- _Objective_
Reproduce each line of the following entries with no changes at all.

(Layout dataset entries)
● ● ● ● ●

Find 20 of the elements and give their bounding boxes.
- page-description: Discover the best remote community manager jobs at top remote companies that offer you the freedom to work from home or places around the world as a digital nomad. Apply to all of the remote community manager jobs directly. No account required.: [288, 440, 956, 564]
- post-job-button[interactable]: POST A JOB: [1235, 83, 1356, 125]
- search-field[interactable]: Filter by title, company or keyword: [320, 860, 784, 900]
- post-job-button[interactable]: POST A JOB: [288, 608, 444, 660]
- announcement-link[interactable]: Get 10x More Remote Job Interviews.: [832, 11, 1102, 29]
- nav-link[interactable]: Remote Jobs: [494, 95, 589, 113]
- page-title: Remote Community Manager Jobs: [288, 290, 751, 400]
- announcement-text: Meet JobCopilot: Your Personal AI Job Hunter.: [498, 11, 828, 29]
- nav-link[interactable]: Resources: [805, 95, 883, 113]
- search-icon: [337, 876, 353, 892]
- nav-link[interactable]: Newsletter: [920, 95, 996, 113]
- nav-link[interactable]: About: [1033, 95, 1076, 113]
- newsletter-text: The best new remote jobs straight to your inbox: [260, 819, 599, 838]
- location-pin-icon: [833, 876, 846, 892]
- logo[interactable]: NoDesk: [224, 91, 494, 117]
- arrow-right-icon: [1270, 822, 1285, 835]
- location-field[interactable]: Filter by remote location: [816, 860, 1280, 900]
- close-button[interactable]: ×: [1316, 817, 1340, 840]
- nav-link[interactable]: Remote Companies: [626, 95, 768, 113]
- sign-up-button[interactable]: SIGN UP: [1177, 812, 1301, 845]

● ● ● ● ●

- _Written response_
Find 20 of the elements and give their bounding boxes.
- page-description: Discover the best remote community manager jobs at top remote companies that offer you the freedom to work from home or places around the world as a digital nomad. Apply to all of the remote community manager jobs directly. No account required.: [288, 440, 956, 564]
- post-job-button[interactable]: POST A JOB: [1235, 83, 1356, 125]
- search-field[interactable]: Filter by title, company or keyword: [320, 860, 784, 900]
- post-job-button[interactable]: POST A JOB: [288, 608, 444, 660]
- announcement-link[interactable]: Get 10x More Remote Job Interviews.: [832, 11, 1102, 29]
- nav-link[interactable]: Remote Jobs: [494, 95, 589, 113]
- page-title: Remote Community Manager Jobs: [288, 290, 751, 400]
- announcement-text: Meet JobCopilot: Your Personal AI Job Hunter.: [498, 11, 828, 29]
- nav-link[interactable]: Resources: [805, 95, 883, 113]
- search-icon: [337, 876, 353, 892]
- nav-link[interactable]: Newsletter: [920, 95, 996, 113]
- nav-link[interactable]: About: [1033, 95, 1076, 113]
- newsletter-text: The best new remote jobs straight to your inbox: [260, 819, 599, 838]
- location-pin-icon: [833, 876, 846, 892]
- logo[interactable]: NoDesk: [224, 91, 494, 117]
- arrow-right-icon: [1270, 822, 1285, 835]
- location-field[interactable]: Filter by remote location: [816, 860, 1280, 900]
- close-button[interactable]: ×: [1316, 817, 1340, 840]
- nav-link[interactable]: Remote Companies: [626, 95, 768, 113]
- sign-up-button[interactable]: SIGN UP: [1177, 812, 1301, 845]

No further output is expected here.